--- TASK INPUTS ---
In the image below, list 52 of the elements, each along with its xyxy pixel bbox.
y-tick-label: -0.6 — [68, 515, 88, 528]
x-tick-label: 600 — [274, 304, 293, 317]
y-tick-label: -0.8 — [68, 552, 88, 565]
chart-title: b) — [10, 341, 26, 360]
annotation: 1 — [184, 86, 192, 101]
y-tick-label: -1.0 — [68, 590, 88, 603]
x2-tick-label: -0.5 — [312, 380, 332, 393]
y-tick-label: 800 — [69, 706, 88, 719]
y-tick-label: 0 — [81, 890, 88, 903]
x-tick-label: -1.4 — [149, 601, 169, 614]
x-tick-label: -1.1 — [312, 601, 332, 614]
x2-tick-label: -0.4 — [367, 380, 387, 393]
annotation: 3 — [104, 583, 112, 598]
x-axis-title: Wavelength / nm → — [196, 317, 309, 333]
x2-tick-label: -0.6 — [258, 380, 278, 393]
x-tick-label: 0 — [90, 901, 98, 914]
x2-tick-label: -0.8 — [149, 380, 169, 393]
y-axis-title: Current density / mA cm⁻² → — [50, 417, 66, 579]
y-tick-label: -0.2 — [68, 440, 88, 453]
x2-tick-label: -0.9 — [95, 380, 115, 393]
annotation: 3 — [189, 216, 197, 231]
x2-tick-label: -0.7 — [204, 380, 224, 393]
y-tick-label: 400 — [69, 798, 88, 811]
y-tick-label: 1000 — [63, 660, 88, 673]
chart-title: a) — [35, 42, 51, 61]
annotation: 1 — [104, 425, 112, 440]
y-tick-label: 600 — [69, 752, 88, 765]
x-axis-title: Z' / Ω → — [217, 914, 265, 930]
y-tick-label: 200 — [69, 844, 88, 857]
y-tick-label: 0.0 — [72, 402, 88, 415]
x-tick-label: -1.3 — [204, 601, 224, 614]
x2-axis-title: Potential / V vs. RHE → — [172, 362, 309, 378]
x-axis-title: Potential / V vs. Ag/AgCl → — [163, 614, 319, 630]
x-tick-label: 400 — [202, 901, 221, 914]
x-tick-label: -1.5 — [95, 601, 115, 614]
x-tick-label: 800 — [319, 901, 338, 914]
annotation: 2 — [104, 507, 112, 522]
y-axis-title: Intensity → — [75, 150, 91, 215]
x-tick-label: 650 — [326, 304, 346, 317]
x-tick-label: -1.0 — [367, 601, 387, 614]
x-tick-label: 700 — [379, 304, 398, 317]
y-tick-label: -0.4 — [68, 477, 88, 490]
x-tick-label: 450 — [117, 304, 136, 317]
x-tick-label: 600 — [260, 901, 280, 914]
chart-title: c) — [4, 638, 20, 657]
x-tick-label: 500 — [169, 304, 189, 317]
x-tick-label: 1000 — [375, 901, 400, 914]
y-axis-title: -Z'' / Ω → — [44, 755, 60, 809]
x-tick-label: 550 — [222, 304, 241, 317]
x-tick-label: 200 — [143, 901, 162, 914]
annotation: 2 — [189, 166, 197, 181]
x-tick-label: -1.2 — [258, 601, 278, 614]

--- WHAT TO DO ---
Reproduce the listing verbatim from its very first line through the line containing "x-axis-title: Wavelength /", including both of those lines.

--- SOLUTION FOR THIS EXERCISE ---
In the image below, list 52 of the elements, each along with its xyxy pixel bbox.
y-tick-label: -0.6 — [68, 515, 88, 528]
x-tick-label: 600 — [274, 304, 293, 317]
y-tick-label: -0.8 — [68, 552, 88, 565]
chart-title: b) — [10, 341, 26, 360]
annotation: 1 — [184, 86, 192, 101]
y-tick-label: -1.0 — [68, 590, 88, 603]
x2-tick-label: -0.5 — [312, 380, 332, 393]
y-tick-label: 800 — [69, 706, 88, 719]
y-tick-label: 0 — [81, 890, 88, 903]
x-tick-label: -1.4 — [149, 601, 169, 614]
x-tick-label: -1.1 — [312, 601, 332, 614]
x2-tick-label: -0.4 — [367, 380, 387, 393]
annotation: 3 — [104, 583, 112, 598]
x-axis-title: Wavelength / nm → — [196, 317, 309, 333]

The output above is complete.